● DATA TO USE

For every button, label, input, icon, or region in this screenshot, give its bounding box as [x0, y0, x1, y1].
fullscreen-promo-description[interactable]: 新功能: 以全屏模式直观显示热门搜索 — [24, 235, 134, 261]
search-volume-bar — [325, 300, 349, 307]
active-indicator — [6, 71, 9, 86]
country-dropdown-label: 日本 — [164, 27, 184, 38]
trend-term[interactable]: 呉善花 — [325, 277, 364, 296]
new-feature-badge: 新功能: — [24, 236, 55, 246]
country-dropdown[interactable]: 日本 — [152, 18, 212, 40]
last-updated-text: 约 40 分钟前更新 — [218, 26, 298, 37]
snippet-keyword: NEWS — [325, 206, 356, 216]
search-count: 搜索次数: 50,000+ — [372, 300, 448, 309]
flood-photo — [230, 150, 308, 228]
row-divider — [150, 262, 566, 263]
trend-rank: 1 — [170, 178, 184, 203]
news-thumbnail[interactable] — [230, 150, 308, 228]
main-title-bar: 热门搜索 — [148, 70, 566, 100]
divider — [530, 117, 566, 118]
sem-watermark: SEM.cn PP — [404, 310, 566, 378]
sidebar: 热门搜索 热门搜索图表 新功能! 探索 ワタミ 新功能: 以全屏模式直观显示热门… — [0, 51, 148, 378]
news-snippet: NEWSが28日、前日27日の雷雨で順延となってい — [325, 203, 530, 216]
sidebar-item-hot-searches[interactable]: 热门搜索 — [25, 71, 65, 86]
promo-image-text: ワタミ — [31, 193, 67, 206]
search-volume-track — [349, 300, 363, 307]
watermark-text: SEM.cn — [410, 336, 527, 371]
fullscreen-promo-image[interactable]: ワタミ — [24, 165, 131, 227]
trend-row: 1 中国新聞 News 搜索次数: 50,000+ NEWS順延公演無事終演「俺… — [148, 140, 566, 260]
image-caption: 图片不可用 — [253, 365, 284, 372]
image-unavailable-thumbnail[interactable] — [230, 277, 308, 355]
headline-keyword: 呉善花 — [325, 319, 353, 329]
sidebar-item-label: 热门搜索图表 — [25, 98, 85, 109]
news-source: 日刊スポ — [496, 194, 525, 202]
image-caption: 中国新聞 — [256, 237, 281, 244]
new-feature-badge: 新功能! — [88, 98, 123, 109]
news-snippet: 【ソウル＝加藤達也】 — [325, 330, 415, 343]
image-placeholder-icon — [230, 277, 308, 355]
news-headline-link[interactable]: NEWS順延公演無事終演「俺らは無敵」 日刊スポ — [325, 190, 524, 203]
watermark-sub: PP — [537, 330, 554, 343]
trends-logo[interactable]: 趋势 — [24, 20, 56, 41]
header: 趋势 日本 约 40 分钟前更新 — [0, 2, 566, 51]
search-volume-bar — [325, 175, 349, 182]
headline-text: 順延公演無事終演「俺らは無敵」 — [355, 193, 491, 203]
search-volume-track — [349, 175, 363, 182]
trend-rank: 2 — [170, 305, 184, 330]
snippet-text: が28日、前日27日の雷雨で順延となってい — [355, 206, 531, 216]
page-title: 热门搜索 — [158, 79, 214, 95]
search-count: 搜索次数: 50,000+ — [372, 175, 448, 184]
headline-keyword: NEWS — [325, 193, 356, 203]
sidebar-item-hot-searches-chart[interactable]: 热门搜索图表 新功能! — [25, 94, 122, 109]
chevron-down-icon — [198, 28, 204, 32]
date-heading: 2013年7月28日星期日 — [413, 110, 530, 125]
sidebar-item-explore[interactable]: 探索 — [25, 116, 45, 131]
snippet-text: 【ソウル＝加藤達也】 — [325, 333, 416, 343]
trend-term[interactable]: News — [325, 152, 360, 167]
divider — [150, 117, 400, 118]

● AIM OF THE TASK
Copy every line of the records above character for character, leaving out nothing.

● RESULT OF THIS EXERCISE
For every button, label, input, icon, or region in this screenshot, give its bounding box as [x0, y0, x1, y1].
fullscreen-promo-description[interactable]: 新功能: 以全屏模式直观显示热门搜索 — [24, 235, 134, 261]
search-volume-bar — [325, 300, 349, 307]
active-indicator — [6, 71, 9, 86]
country-dropdown-label: 日本 — [164, 27, 184, 38]
trend-term[interactable]: 呉善花 — [325, 277, 364, 296]
new-feature-badge: 新功能: — [24, 236, 55, 246]
country-dropdown[interactable]: 日本 — [152, 18, 212, 40]
last-updated-text: 约 40 分钟前更新 — [218, 26, 298, 37]
snippet-keyword: NEWS — [325, 206, 356, 216]
search-count: 搜索次数: 50,000+ — [372, 300, 448, 309]
flood-photo — [230, 150, 308, 228]
row-divider — [150, 262, 566, 263]
trend-rank: 1 — [170, 178, 184, 203]
news-thumbnail[interactable] — [230, 150, 308, 228]
main-title-bar: 热门搜索 — [148, 70, 566, 100]
divider — [530, 117, 566, 118]
sem-watermark: SEM.cn PP — [404, 310, 566, 378]
sidebar: 热门搜索 热门搜索图表 新功能! 探索 ワタミ 新功能: 以全屏模式直观显示热门… — [0, 51, 148, 378]
news-snippet: NEWSが28日、前日27日の雷雨で順延となってい — [325, 203, 530, 216]
sidebar-item-hot-searches[interactable]: 热门搜索 — [25, 71, 65, 86]
promo-image-text: ワタミ — [31, 193, 67, 206]
search-volume-track — [349, 300, 363, 307]
watermark-text: SEM.cn — [410, 336, 527, 371]
fullscreen-promo-image[interactable]: ワタミ — [24, 165, 131, 227]
trend-row: 1 中国新聞 News 搜索次数: 50,000+ NEWS順延公演無事終演「俺… — [148, 140, 566, 260]
image-caption: 图片不可用 — [253, 365, 284, 372]
image-unavailable-thumbnail[interactable] — [230, 277, 308, 355]
headline-keyword: 呉善花 — [325, 319, 353, 329]
sidebar-item-label: 热门搜索图表 — [25, 98, 85, 109]
news-source: 日刊スポ — [496, 194, 525, 202]
image-caption: 中国新聞 — [256, 237, 281, 244]
new-feature-badge: 新功能! — [88, 98, 123, 109]
news-snippet: 【ソウル＝加藤達也】 — [325, 330, 415, 343]
image-placeholder-icon — [230, 277, 308, 355]
news-headline-link[interactable]: NEWS順延公演無事終演「俺らは無敵」 日刊スポ — [325, 190, 524, 203]
watermark-sub: PP — [537, 330, 554, 343]
trends-logo[interactable]: 趋势 — [24, 20, 56, 41]
header: 趋势 日本 约 40 分钟前更新 — [0, 2, 566, 51]
search-volume-bar — [325, 175, 349, 182]
headline-text: 順延公演無事終演「俺らは無敵」 — [355, 193, 491, 203]
search-volume-track — [349, 175, 363, 182]
trend-rank: 2 — [170, 305, 184, 330]
snippet-text: が28日、前日27日の雷雨で順延となってい — [355, 206, 531, 216]
page-title: 热门搜索 — [158, 79, 214, 95]
search-count: 搜索次数: 50,000+ — [372, 175, 448, 184]
headline-keyword: NEWS — [325, 193, 356, 203]
sidebar-item-hot-searches-chart[interactable]: 热门搜索图表 新功能! — [25, 94, 122, 109]
chevron-down-icon — [198, 28, 204, 32]
date-heading: 2013年7月28日星期日 — [413, 110, 530, 125]
sidebar-item-explore[interactable]: 探索 — [25, 116, 45, 131]
snippet-text: 【ソウル＝加藤達也】 — [325, 333, 416, 343]
trend-term[interactable]: News — [325, 152, 360, 167]
divider — [150, 117, 400, 118]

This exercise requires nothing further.